The New York Times 2011 investigation into phone hacking included allegations that journalists were regularly breaking the law by paying for illegal access to communications data, most likely by abusing RIPA powers. These allegations have been contested and we have yet to see what final verdict the Leveson Inquiry or the courts take of them (though see this excellent blog post from Greg Callus). However, the evidence is more than passing gossip and, if true, means that for years not only was RIPA being broken but the auditing to check that RIPA was being complied with failed to catch the problem. In other words, if true the allegations mean the Interception of Communications Commissioner and the system he presided over would have failed, badly, on a large scale and for a period of time measured in years.
Yet what does the latest annual report from the Commissioner, published well after the allegations were aired, say about this? Nothing. Not even a reference to waiting to see the outcome of court cases, let alone any preliminary investigations.

[Page segmentation data]
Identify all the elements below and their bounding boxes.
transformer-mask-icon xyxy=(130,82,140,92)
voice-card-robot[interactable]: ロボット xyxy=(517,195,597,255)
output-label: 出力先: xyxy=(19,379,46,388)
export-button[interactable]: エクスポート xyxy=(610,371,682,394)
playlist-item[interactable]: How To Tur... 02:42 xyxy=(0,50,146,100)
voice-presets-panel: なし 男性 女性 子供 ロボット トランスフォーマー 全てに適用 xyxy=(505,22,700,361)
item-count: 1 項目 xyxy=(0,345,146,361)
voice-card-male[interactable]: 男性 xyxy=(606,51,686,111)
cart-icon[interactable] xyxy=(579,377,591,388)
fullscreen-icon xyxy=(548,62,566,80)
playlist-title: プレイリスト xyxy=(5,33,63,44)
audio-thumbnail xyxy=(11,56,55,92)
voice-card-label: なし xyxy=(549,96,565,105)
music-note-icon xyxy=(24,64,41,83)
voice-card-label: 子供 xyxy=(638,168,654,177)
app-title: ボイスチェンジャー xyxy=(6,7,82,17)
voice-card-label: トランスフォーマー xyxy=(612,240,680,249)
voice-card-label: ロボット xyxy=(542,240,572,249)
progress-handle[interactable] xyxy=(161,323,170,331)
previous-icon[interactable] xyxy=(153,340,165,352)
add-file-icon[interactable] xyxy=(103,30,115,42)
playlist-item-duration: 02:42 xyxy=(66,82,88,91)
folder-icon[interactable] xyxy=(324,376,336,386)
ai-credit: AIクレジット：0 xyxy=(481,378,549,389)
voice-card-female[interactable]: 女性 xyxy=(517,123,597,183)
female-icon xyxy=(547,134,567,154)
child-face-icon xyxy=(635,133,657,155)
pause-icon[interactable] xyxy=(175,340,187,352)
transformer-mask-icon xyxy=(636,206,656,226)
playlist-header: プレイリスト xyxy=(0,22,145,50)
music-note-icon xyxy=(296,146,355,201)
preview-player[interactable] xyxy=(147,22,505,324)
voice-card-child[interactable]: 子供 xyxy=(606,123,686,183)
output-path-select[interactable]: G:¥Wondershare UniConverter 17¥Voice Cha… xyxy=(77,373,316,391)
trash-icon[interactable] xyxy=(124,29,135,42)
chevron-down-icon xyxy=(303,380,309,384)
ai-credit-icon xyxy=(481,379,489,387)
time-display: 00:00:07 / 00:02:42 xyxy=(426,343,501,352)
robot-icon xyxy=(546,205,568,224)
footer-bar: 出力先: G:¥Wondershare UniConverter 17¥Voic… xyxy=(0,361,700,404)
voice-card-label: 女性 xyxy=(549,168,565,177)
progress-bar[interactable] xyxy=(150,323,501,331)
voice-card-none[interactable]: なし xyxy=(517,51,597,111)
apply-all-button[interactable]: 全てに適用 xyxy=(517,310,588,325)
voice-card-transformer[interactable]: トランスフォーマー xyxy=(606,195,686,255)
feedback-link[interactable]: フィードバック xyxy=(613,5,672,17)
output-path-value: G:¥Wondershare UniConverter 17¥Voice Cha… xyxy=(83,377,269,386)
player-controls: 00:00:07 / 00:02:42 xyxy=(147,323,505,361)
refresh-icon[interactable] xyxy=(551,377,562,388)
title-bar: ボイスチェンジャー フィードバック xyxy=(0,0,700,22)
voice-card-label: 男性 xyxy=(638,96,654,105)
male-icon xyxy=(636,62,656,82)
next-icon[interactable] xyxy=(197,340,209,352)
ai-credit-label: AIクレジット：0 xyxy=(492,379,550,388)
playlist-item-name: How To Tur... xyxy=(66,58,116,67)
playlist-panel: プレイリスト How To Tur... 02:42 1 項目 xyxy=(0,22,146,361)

What you are asked to do: In the passage on phone hacking, what did the Interception of Communications Commissioner's latest annual report say about the allegations? The records come from a different source than the passage on phone hacking.

Solution: Nothing, not even a reference to waiting for the outcome of court cases.